Text for analysis:
▬▬▬▬▬▬

Works of speculative fiction and horror tend to be viewed as somehow inherently less than more grounded genres of literature. The ongoing project of the genre tends to be reinventing itself every generation. This process has gone on for centuries, and the latest example of post-modernism applied to genre fiction has been dubbed the New Weird movement.
Broadly speaking, a lot of elements of fantasy and science fiction stories are very old. There are always new ways to play with clones, robots, magic, or any other classic trope, but the ideas themselves were devised long ago. As such, each new generation must further distance itself from the one that came before it, usually by making things a little bit weirder.
In the 19th century, literary critics started to rely heavily upon the use of the word "weird" to sum up unusual works of genre fiction. The libraries of Edgar Allan Poe and Sheridan Le Fanu, along with classics like Dracula and Tales of Wonder earned the term in spades. In the early 20th century, authors began to see weird as a suitable term of art. The iconic pulp magazine Weird Tales under the editorial oversight of Farnsworth Wright began to throw around "weird fiction" as their unique genre category. Weird Tales is best known for publishing many of H. P. Lovecraft and Fritz Leiber's early works. Lovecraft in particular popularized weird fiction and then went on to become one of the most influential writers of the past several centuries. It only took around 70 years for authors to take a second swing at the concept.

▬▬▬▬▬▬

Data for review:
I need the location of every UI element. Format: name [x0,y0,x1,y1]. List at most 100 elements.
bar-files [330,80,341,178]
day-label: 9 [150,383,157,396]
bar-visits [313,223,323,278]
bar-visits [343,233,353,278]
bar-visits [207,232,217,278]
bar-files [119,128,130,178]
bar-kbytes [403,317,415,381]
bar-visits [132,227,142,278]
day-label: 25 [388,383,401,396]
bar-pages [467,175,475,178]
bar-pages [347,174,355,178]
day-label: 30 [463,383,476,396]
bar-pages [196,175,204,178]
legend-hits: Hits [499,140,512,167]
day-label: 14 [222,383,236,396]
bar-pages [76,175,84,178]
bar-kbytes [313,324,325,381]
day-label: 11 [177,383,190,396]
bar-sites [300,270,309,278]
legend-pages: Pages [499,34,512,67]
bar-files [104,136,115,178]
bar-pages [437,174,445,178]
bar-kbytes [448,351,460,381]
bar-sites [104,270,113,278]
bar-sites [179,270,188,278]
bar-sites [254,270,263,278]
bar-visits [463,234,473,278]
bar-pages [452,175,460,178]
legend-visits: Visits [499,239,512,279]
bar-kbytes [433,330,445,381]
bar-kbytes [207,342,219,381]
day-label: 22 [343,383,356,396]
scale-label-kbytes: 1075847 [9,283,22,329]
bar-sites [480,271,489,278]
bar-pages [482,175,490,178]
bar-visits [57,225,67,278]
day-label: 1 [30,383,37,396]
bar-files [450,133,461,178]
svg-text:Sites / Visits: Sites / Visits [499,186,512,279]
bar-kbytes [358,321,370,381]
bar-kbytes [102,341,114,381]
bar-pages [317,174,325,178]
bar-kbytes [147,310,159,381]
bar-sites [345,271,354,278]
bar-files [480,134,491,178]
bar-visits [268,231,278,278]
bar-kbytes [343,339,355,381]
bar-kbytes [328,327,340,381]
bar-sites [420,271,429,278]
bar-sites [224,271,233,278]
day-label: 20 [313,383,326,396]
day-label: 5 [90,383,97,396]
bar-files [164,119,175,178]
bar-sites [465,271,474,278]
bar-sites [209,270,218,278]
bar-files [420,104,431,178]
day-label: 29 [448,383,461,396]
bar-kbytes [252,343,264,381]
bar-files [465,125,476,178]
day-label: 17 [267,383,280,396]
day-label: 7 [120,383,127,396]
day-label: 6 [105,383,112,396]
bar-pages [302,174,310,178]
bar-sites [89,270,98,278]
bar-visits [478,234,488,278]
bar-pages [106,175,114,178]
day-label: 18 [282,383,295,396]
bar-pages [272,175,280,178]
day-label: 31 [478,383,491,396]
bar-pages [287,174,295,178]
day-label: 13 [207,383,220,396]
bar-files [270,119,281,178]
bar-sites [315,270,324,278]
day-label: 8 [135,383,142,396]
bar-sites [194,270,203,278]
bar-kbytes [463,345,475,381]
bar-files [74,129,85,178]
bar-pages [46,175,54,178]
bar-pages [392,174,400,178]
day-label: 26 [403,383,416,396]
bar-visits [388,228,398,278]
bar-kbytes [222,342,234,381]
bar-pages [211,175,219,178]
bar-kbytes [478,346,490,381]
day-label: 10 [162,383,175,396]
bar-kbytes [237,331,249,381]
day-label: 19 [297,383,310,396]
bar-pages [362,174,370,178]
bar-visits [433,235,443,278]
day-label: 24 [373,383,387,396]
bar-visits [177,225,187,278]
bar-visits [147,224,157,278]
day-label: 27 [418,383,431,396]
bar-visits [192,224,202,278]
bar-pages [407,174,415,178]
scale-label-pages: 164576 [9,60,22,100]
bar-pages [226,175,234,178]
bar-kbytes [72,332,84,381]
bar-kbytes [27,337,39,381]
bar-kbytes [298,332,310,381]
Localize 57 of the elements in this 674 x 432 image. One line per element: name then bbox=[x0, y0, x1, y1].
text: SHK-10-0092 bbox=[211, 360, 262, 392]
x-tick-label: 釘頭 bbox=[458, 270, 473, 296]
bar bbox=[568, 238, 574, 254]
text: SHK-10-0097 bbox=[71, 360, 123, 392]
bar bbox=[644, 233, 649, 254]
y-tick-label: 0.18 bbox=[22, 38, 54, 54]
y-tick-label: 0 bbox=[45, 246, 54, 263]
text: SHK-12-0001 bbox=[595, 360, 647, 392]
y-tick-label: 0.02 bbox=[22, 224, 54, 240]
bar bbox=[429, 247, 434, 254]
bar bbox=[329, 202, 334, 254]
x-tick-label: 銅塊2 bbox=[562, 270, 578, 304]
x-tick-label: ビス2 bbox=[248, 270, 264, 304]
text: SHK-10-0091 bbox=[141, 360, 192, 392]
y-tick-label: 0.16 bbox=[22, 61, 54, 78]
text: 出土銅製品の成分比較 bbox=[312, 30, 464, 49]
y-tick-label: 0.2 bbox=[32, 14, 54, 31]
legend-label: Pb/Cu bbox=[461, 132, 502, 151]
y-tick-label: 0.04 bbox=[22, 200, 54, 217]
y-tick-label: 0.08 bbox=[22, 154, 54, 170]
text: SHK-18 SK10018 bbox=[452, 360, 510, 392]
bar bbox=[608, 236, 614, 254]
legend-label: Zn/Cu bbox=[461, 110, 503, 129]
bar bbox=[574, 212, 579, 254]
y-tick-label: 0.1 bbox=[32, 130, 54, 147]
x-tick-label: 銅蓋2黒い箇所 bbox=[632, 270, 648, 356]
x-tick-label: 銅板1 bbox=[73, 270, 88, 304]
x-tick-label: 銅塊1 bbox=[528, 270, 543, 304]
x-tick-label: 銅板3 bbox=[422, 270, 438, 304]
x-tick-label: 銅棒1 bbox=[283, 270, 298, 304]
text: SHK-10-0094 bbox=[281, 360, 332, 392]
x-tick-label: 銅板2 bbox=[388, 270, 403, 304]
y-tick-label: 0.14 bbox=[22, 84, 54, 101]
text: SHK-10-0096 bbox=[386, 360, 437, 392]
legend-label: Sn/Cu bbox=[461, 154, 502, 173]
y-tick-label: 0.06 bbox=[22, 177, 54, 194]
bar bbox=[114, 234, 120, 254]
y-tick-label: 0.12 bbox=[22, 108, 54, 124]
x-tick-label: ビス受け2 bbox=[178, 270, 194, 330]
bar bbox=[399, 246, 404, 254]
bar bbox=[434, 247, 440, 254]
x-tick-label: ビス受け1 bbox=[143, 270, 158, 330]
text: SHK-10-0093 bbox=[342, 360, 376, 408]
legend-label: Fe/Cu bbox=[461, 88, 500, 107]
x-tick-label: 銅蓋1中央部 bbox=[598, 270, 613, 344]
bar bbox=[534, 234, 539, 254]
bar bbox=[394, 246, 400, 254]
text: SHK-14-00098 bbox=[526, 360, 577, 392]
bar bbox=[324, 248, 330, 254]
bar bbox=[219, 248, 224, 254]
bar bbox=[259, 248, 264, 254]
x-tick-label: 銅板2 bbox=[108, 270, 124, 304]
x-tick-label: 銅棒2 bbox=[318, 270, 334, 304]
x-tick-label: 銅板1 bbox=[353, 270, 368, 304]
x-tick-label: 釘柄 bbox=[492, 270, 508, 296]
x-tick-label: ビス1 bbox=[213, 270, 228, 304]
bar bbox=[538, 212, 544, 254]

▬▬▬▬▬▬

About this task:
Decide whether each statement below agrees with the text on the New Weird movement. Answer yes or no for each, and quote the words of the text that decide it.
1. In the 19th century, literary critics relied heavily on the word "weird" to describe unusual works of genre fiction.
2. H. P. Lovecraft oversaw the editing of Weird Tales.
3. The ideas behind classic fantasy and science fiction tropes were devised only recently.

Result of this exercise:
1. Yes: "In the 19th century, literary critics started to rely heavily upon the use of the word"
2. No: "Weird Tales under the editorial oversight of Farnsworth Wright"
3. No: "but the ideas themselves were devised long ago"